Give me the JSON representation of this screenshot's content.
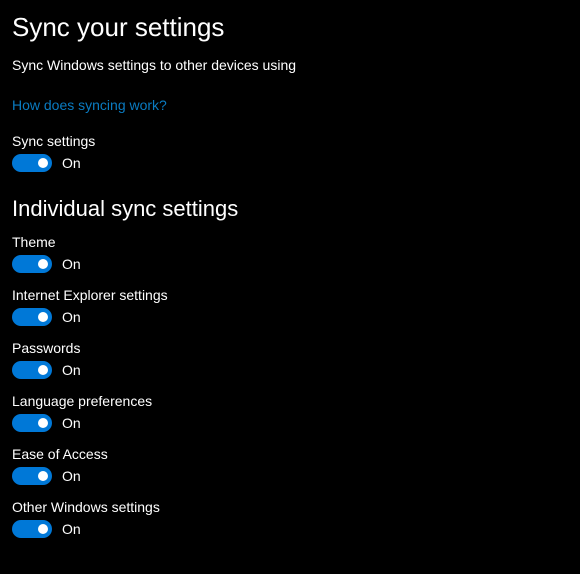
{
  "header": {
    "title": "Sync your settings",
    "description": "Sync Windows settings to other devices using",
    "help_link": "How does syncing work?"
  },
  "main_toggle": {
    "label": "Sync settings",
    "state": "On"
  },
  "section": {
    "title": "Individual sync settings"
  },
  "individual": [
    {
      "label": "Theme",
      "state": "On"
    },
    {
      "label": "Internet Explorer settings",
      "state": "On"
    },
    {
      "label": "Passwords",
      "state": "On"
    },
    {
      "label": "Language preferences",
      "state": "On"
    },
    {
      "label": "Ease of Access",
      "state": "On"
    },
    {
      "label": "Other Windows settings",
      "state": "On"
    }
  ]
}
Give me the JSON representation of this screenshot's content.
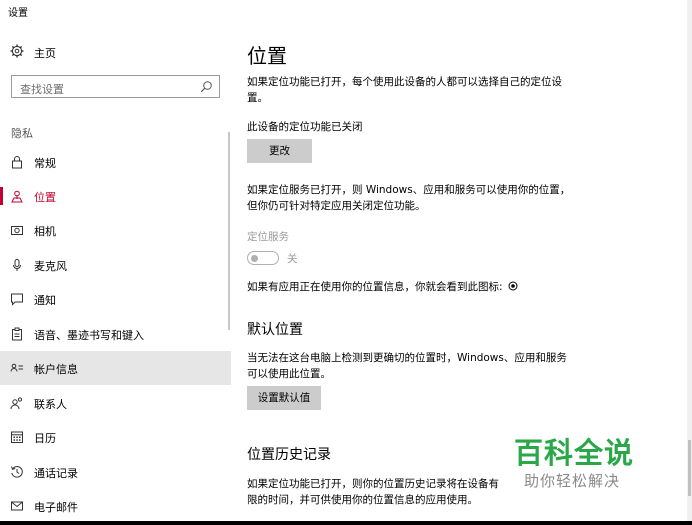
{
  "window": {
    "title": "设置"
  },
  "sidebar": {
    "home_label": "主页",
    "search_placeholder": "查找设置",
    "section_label": "隐私",
    "items": [
      {
        "label": "常规",
        "icon": "lock-icon"
      },
      {
        "label": "位置",
        "icon": "location-icon",
        "active": true
      },
      {
        "label": "相机",
        "icon": "camera-icon"
      },
      {
        "label": "麦克风",
        "icon": "microphone-icon"
      },
      {
        "label": "通知",
        "icon": "notification-icon"
      },
      {
        "label": "语音、墨迹书写和键入",
        "icon": "clipboard-icon"
      },
      {
        "label": "帐户信息",
        "icon": "account-info-icon",
        "hover": true
      },
      {
        "label": "联系人",
        "icon": "contacts-icon"
      },
      {
        "label": "日历",
        "icon": "calendar-icon"
      },
      {
        "label": "通话记录",
        "icon": "history-icon"
      },
      {
        "label": "电子邮件",
        "icon": "mail-icon"
      }
    ]
  },
  "main": {
    "title": "位置",
    "intro": "如果定位功能已打开，每个使用此设备的人都可以选择自己的定位设置。",
    "device_status": "此设备的定位功能已关闭",
    "change_button": "更改",
    "service_desc": "如果定位服务已打开，则 Windows、应用和服务可以使用你的位置，但你仍可针对特定应用关闭定位功能。",
    "service_label": "定位服务",
    "toggle_state": "关",
    "toggle_on": false,
    "icon_note": "如果有应用正在使用你的位置信息，你就会看到此图标:",
    "default_location": {
      "heading": "默认位置",
      "desc": "当无法在这台电脑上检测到更确切的位置时，Windows、应用和服务可以使用此位置。",
      "button": "设置默认值"
    },
    "history": {
      "heading": "位置历史记录",
      "desc": "如果定位功能已打开，则你的位置历史记录将在设备有限的时间，并可供使用你的位置信息的应用使用。"
    }
  },
  "watermark": {
    "big": "百科全说",
    "small": "助你轻松解决"
  },
  "colors": {
    "accent": "#c3002f",
    "watermark_green": "#2aa748",
    "button_bg": "#cccccc"
  }
}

——————

> _What this task involves_
Pictures in the data above should not be copied; transcribe everything else exactly.

> _Written reply_
Give me the JSON representation of this screenshot's content.
{
  "header": {
    "title": "Sync your settings",
    "description": "Sync Windows settings to other devices using",
    "help_link": "How does syncing work?"
  },
  "main_toggle": {
    "label": "Sync settings",
    "state": "On"
  },
  "section": {
    "title": "Individual sync settings"
  },
  "individual": [
    {
      "label": "Theme",
      "state": "On"
    },
    {
      "label": "Internet Explorer settings",
      "state": "On"
    },
    {
      "label": "Passwords",
      "state": "On"
    },
    {
      "label": "Language preferences",
      "state": "On"
    },
    {
      "label": "Ease of Access",
      "state": "On"
    },
    {
      "label": "Other Windows settings",
      "state": "On"
    }
  ]
}
Give me the JSON representation of this screenshot's content.
{
  "window": {
    "title": "设置"
  },
  "sidebar": {
    "home_label": "主页",
    "search_placeholder": "查找设置",
    "section_label": "隐私",
    "items": [
      {
        "label": "常规",
        "icon": "lock-icon"
      },
      {
        "label": "位置",
        "icon": "location-icon",
        "active": true
      },
      {
        "label": "相机",
        "icon": "camera-icon"
      },
      {
        "label": "麦克风",
        "icon": "microphone-icon"
      },
      {
        "label": "通知",
        "icon": "notification-icon"
      },
      {
        "label": "语音、墨迹书写和键入",
        "icon": "clipboard-icon"
      },
      {
        "label": "帐户信息",
        "icon": "account-info-icon",
        "hover": true
      },
      {
        "label": "联系人",
        "icon": "contacts-icon"
      },
      {
        "label": "日历",
        "icon": "calendar-icon"
      },
      {
        "label": "通话记录",
        "icon": "history-icon"
      },
      {
        "label": "电子邮件",
        "icon": "mail-icon"
      }
    ]
  },
  "main": {
    "title": "位置",
    "intro": "如果定位功能已打开，每个使用此设备的人都可以选择自己的定位设置。",
    "device_status": "此设备的定位功能已关闭",
    "change_button": "更改",
    "service_desc": "如果定位服务已打开，则 Windows、应用和服务可以使用你的位置，但你仍可针对特定应用关闭定位功能。",
    "service_label": "定位服务",
    "toggle_state": "关",
    "toggle_on": false,
    "icon_note": "如果有应用正在使用你的位置信息，你就会看到此图标:",
    "default_location": {
      "heading": "默认位置",
      "desc": "当无法在这台电脑上检测到更确切的位置时，Windows、应用和服务可以使用此位置。",
      "button": "设置默认值"
    },
    "history": {
      "heading": "位置历史记录",
      "desc": "如果定位功能已打开，则你的位置历史记录将在设备有限的时间，并可供使用你的位置信息的应用使用。"
    }
  },
  "watermark": {
    "big": "百科全说",
    "small": "助你轻松解决"
  },
  "colors": {
    "accent": "#c3002f",
    "watermark_green": "#2aa748",
    "button_bg": "#cccccc"
  }
}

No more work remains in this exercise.